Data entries
##############################

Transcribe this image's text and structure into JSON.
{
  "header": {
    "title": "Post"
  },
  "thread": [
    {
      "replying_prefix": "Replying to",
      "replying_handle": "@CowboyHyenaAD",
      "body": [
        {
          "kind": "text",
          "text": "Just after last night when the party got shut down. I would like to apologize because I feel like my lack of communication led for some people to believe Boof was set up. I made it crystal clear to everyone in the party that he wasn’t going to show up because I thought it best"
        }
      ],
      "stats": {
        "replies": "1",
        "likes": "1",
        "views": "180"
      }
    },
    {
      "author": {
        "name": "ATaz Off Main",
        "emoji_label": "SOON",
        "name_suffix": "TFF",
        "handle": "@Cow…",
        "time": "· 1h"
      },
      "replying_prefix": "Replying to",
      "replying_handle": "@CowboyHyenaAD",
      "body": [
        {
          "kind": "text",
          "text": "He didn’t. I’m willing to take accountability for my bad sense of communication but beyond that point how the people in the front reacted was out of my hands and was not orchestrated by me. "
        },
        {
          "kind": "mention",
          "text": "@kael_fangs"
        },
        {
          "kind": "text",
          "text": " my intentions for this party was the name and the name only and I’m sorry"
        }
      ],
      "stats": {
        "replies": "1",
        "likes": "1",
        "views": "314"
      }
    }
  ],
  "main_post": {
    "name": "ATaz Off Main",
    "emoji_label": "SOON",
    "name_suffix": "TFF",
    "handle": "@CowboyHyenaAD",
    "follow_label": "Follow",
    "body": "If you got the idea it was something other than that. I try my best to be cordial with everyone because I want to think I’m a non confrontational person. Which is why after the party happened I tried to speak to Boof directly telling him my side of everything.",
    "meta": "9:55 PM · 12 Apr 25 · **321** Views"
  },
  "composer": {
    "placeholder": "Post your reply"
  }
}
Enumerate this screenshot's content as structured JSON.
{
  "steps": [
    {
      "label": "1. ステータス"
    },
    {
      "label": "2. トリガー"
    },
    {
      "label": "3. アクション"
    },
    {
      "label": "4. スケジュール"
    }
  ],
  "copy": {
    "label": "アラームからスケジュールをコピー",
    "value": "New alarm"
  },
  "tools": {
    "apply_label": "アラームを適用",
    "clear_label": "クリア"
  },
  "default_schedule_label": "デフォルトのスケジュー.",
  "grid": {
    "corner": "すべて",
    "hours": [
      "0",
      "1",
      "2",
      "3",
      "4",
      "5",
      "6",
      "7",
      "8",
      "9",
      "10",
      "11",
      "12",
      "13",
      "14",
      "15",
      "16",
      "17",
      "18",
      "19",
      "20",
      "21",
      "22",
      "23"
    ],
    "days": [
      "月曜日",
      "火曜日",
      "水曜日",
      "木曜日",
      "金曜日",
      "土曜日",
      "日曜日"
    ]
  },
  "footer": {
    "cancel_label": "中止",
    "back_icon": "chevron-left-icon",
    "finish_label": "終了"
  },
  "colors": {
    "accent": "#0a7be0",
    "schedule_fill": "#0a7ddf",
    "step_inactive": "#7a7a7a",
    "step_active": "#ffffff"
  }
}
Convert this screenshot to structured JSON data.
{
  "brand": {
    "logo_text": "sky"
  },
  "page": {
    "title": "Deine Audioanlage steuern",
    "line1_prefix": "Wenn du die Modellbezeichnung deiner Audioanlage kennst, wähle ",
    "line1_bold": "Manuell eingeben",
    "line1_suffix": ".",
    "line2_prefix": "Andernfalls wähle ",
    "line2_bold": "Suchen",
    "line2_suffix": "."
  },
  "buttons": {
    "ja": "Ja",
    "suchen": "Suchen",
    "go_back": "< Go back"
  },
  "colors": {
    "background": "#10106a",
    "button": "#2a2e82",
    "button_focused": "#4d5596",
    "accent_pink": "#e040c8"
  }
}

##############################

## OBJECTIVE
Show, from the material above, each line that includes the string "best".

## SOLUTION TO THIS EXERCISE
          "text": "Just after last night when the party got shut down. I would like to apologize because I feel like my lack of communication led for some people to believe Boof was set up. I made it crystal clear to everyone in the party that he wasn’t going to show up because I thought it best"
    "body": "If you got the idea it was something other than that. I try my best to be cordial with everyone because I want to think I’m a non confrontational person. Which is why after the party happened I tried to speak to Boof directly telling him my side of everything.",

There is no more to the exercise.